— START OF EXTRACTED ENTRIES —
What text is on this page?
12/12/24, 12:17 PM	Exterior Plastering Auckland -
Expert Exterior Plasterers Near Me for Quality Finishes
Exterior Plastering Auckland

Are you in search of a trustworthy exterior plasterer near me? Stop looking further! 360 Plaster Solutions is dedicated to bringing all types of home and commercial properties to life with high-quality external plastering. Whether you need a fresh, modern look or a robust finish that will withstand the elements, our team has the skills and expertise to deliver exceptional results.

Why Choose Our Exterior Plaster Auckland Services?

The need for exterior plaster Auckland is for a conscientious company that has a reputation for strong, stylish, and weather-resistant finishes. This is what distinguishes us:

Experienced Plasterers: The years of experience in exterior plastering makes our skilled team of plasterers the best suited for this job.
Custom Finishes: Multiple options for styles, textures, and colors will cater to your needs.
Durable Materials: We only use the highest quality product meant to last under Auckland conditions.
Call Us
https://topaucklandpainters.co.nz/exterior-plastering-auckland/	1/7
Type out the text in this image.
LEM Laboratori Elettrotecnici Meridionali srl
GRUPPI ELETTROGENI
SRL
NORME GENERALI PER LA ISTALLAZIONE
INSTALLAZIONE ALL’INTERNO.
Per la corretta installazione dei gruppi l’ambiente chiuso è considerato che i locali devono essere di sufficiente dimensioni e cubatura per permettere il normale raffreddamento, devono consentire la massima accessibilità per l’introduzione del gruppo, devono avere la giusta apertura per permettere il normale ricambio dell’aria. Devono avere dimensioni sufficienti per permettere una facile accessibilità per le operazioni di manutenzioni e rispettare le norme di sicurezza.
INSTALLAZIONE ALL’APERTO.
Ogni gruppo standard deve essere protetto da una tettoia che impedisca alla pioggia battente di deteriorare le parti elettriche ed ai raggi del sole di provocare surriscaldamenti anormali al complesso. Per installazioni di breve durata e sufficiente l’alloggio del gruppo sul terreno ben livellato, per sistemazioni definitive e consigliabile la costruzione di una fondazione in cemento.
— END OF EXTRACTED ENTRIES —
▸ WHAT NEEDS TO BE DONE
Provide all the records again, word for word.

▸ CORRECT ANSWER
What text is on this page?
12/12/24, 12:17 PM	Exterior Plastering Auckland -
Expert Exterior Plasterers Near Me for Quality Finishes
Exterior Plastering Auckland

Are you in search of a trustworthy exterior plasterer near me? Stop looking further! 360 Plaster Solutions is dedicated to bringing all types of home and commercial properties to life with high-quality external plastering. Whether you need a fresh, modern look or a robust finish that will withstand the elements, our team has the skills and expertise to deliver exceptional results.

Why Choose Our Exterior Plaster Auckland Services?

The need for exterior plaster Auckland is for a conscientious company that has a reputation for strong, stylish, and weather-resistant finishes. This is what distinguishes us:

Experienced Plasterers: The years of experience in exterior plastering makes our skilled team of plasterers the best suited for this job.
Custom Finishes: Multiple options for styles, textures, and colors will cater to your needs.
Durable Materials: We only use the highest quality product meant to last under Auckland conditions.
Call Us
https://topaucklandpainters.co.nz/exterior-plastering-auckland/	1/7
Type out the text in this image.
LEM Laboratori Elettrotecnici Meridionali srl
GRUPPI ELETTROGENI
SRL
NORME GENERALI PER LA ISTALLAZIONE
INSTALLAZIONE ALL’INTERNO.
Per la corretta installazione dei gruppi l’ambiente chiuso è considerato che i locali devono essere di sufficiente dimensioni e cubatura per permettere il normale raffreddamento, devono consentire la massima accessibilità per l’introduzione del gruppo, devono avere la giusta apertura per permettere il normale ricambio dell’aria. Devono avere dimensioni sufficienti per permettere una facile accessibilità per le operazioni di manutenzioni e rispettare le norme di sicurezza.
INSTALLAZIONE ALL’APERTO.
Ogni gruppo standard deve essere protetto da una tettoia che impedisca alla pioggia battente di deteriorare le parti elettriche ed ai raggi del sole di provocare surriscaldamenti anormali al complesso. Per installazioni di breve durata e sufficiente l’alloggio del gruppo sul terreno ben livellato, per sistemazioni definitive e consigliabile la costruzione di una fondazione in cemento.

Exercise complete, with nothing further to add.